EXERCISE PROMPT: Reproduce all of the data below line for line, omitting the pictures from your answer.

GIVEN DATA:
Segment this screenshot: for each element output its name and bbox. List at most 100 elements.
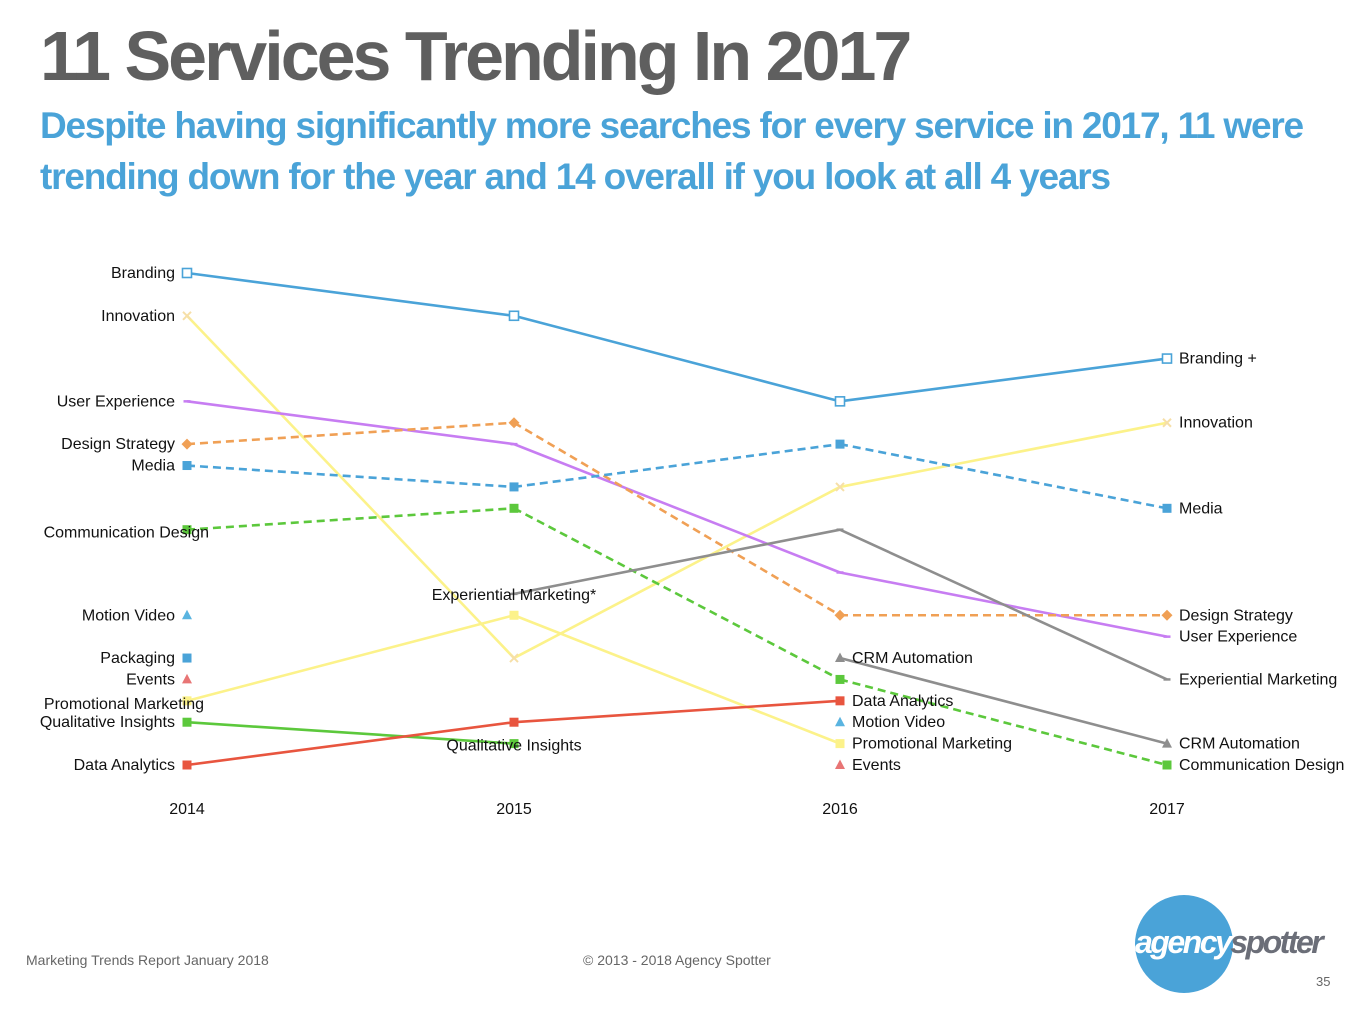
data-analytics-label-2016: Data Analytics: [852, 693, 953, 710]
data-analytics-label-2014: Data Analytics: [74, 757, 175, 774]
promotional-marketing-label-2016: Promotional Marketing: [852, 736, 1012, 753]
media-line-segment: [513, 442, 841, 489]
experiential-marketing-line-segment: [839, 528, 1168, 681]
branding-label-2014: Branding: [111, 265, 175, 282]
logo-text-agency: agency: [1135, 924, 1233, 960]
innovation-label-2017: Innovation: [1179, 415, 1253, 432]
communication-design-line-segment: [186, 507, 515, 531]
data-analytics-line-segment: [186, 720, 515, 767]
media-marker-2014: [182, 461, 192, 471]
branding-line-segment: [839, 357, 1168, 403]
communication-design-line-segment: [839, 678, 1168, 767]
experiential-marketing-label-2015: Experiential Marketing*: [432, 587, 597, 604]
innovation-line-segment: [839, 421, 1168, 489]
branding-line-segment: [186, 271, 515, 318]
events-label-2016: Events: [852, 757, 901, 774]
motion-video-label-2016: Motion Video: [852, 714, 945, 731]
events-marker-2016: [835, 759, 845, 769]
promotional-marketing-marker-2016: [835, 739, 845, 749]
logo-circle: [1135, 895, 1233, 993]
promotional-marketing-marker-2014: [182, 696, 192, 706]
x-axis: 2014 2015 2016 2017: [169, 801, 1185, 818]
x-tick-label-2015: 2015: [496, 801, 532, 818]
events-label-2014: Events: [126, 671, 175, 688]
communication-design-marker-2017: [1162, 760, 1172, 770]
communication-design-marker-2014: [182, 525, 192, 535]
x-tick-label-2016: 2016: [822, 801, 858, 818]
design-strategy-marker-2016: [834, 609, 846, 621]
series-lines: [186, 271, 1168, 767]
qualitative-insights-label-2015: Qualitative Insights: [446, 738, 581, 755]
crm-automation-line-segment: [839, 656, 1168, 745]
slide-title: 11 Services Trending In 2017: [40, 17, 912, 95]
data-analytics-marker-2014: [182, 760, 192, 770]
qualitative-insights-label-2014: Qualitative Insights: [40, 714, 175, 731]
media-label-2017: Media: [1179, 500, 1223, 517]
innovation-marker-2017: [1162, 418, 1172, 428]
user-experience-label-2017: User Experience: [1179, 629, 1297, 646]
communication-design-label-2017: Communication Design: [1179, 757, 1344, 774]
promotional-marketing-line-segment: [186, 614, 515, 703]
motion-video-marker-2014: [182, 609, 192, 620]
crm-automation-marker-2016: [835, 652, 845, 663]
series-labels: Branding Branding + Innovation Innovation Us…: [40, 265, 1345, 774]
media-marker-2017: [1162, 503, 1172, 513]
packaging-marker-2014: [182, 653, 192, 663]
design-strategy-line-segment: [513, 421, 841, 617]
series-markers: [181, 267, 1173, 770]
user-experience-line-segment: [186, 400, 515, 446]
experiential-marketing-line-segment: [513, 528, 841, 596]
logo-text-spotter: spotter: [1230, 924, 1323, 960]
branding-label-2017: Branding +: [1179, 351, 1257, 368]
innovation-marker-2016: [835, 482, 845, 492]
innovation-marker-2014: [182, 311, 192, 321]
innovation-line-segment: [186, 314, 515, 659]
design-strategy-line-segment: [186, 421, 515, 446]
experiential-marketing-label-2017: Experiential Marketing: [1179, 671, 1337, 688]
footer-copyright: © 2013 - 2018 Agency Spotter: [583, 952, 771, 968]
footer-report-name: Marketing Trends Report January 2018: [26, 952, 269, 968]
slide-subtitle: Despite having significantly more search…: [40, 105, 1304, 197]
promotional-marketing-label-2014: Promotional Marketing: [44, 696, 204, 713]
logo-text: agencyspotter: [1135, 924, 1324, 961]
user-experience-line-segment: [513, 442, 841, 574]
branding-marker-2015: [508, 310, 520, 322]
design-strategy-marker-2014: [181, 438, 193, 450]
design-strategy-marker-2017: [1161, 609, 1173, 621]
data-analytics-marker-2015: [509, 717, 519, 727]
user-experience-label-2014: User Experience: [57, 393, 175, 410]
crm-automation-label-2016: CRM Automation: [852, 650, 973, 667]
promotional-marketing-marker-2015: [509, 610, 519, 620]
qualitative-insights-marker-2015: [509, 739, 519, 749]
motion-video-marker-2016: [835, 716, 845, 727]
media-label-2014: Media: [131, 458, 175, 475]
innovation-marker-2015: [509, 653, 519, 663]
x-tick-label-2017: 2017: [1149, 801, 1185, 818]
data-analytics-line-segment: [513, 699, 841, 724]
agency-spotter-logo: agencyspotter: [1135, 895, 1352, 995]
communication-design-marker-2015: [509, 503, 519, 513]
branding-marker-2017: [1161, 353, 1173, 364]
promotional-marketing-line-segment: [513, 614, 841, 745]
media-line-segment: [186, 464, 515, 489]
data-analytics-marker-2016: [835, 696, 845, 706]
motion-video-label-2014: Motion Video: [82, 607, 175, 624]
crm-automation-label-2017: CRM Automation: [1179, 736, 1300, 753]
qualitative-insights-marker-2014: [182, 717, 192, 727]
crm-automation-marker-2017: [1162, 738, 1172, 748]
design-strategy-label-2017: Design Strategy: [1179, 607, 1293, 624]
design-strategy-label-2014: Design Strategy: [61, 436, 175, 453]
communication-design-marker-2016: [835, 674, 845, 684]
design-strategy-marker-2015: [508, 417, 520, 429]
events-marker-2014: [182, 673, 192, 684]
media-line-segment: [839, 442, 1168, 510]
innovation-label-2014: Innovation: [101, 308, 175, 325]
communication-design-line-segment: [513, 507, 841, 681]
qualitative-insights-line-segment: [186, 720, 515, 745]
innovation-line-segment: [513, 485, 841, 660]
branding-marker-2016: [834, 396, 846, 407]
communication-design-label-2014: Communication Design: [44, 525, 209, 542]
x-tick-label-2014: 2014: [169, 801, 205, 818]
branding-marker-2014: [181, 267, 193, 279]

SOLUTION BELOW:
Segment this screenshot: for each element output its name and bbox. List at most 100 elements.
data-analytics-label-2016: Data Analytics: [852, 693, 953, 710]
data-analytics-label-2014: Data Analytics: [74, 757, 175, 774]
promotional-marketing-label-2016: Promotional Marketing: [852, 736, 1012, 753]
media-line-segment: [513, 442, 841, 489]
experiential-marketing-line-segment: [839, 528, 1168, 681]
branding-label-2014: Branding: [111, 265, 175, 282]
logo-text-agency: agency: [1135, 924, 1233, 960]
innovation-label-2017: Innovation: [1179, 415, 1253, 432]
communication-design-line-segment: [186, 507, 515, 531]
data-analytics-line-segment: [186, 720, 515, 767]
media-marker-2014: [182, 461, 192, 471]
branding-line-segment: [839, 357, 1168, 403]
communication-design-line-segment: [839, 678, 1168, 767]
experiential-marketing-label-2015: Experiential Marketing*: [432, 587, 597, 604]
innovation-line-segment: [839, 421, 1168, 489]
branding-line-segment: [186, 271, 515, 318]
events-label-2016: Events: [852, 757, 901, 774]
motion-video-label-2016: Motion Video: [852, 714, 945, 731]
events-marker-2016: [835, 759, 845, 769]
promotional-marketing-marker-2016: [835, 739, 845, 749]
logo-circle: [1135, 895, 1233, 993]
promotional-marketing-marker-2014: [182, 696, 192, 706]
x-axis: 2014 2015 2016 2017: [169, 801, 1185, 818]
x-tick-label-2015: 2015: [496, 801, 532, 818]
events-label-2014: Events: [126, 671, 175, 688]
communication-design-marker-2017: [1162, 760, 1172, 770]
communication-design-marker-2014: [182, 525, 192, 535]
x-tick-label-2016: 2016: [822, 801, 858, 818]
design-strategy-marker-2016: [834, 609, 846, 621]
series-lines: [186, 271, 1168, 767]
qualitative-insights-label-2015: Qualitative Insights: [446, 738, 581, 755]
crm-automation-line-segment: [839, 656, 1168, 745]
slide-title: 11 Services Trending In 2017: [40, 17, 912, 95]
data-analytics-marker-2014: [182, 760, 192, 770]
qualitative-insights-label-2014: Qualitative Insights: [40, 714, 175, 731]
media-label-2017: Media: [1179, 500, 1223, 517]
innovation-marker-2017: [1162, 418, 1172, 428]
user-experience-label-2017: User Experience: [1179, 629, 1297, 646]
communication-design-label-2017: Communication Design: [1179, 757, 1344, 774]
promotional-marketing-line-segment: [186, 614, 515, 703]
motion-video-marker-2014: [182, 609, 192, 620]
crm-automation-marker-2016: [835, 652, 845, 663]
series-labels: Branding Branding + Innovation Innovation Us…: [40, 265, 1345, 774]
media-marker-2017: [1162, 503, 1172, 513]
packaging-marker-2014: [182, 653, 192, 663]
design-strategy-line-segment: [513, 421, 841, 617]
series-markers: [181, 267, 1173, 770]
user-experience-line-segment: [186, 400, 515, 446]
experiential-marketing-line-segment: [513, 528, 841, 596]
logo-text-spotter: spotter: [1230, 924, 1323, 960]
branding-label-2017: Branding +: [1179, 351, 1257, 368]
innovation-marker-2016: [835, 482, 845, 492]
innovation-marker-2014: [182, 311, 192, 321]
innovation-line-segment: [186, 314, 515, 659]
design-strategy-line-segment: [186, 421, 515, 446]
experiential-marketing-label-2017: Experiential Marketing: [1179, 671, 1337, 688]
footer-copyright: © 2013 - 2018 Agency Spotter: [583, 952, 771, 968]
footer-report-name: Marketing Trends Report January 2018: [26, 952, 269, 968]
slide-subtitle: Despite having significantly more search…: [40, 105, 1304, 197]
promotional-marketing-label-2014: Promotional Marketing: [44, 696, 204, 713]
logo-text: agencyspotter: [1135, 924, 1324, 961]
user-experience-line-segment: [513, 442, 841, 574]
branding-marker-2015: [508, 310, 520, 322]
design-strategy-marker-2014: [181, 438, 193, 450]
design-strategy-marker-2017: [1161, 609, 1173, 621]
data-analytics-marker-2015: [509, 717, 519, 727]
user-experience-label-2014: User Experience: [57, 393, 175, 410]
crm-automation-label-2016: CRM Automation: [852, 650, 973, 667]
promotional-marketing-marker-2015: [509, 610, 519, 620]
qualitative-insights-marker-2015: [509, 739, 519, 749]
motion-video-marker-2016: [835, 716, 845, 727]
media-label-2014: Media: [131, 458, 175, 475]
innovation-marker-2015: [509, 653, 519, 663]
x-tick-label-2017: 2017: [1149, 801, 1185, 818]
data-analytics-line-segment: [513, 699, 841, 724]
agency-spotter-logo: agencyspotter: [1135, 895, 1352, 995]
communication-design-marker-2015: [509, 503, 519, 513]
branding-marker-2017: [1161, 353, 1173, 364]
promotional-marketing-line-segment: [513, 614, 841, 745]
media-line-segment: [186, 464, 515, 489]
data-analytics-marker-2016: [835, 696, 845, 706]
motion-video-label-2014: Motion Video: [82, 607, 175, 624]
crm-automation-label-2017: CRM Automation: [1179, 736, 1300, 753]
qualitative-insights-marker-2014: [182, 717, 192, 727]
crm-automation-marker-2017: [1162, 738, 1172, 748]
design-strategy-label-2017: Design Strategy: [1179, 607, 1293, 624]
design-strategy-label-2014: Design Strategy: [61, 436, 175, 453]
communication-design-marker-2016: [835, 674, 845, 684]
design-strategy-marker-2015: [508, 417, 520, 429]
events-marker-2014: [182, 673, 192, 684]
media-line-segment: [839, 442, 1168, 510]
innovation-label-2014: Innovation: [101, 308, 175, 325]
communication-design-line-segment: [513, 507, 841, 681]
qualitative-insights-line-segment: [186, 720, 515, 745]
innovation-line-segment: [513, 485, 841, 660]
branding-marker-2016: [834, 396, 846, 407]
communication-design-label-2014: Communication Design: [44, 525, 209, 542]
x-tick-label-2014: 2014: [169, 801, 205, 818]
branding-marker-2014: [181, 267, 193, 279]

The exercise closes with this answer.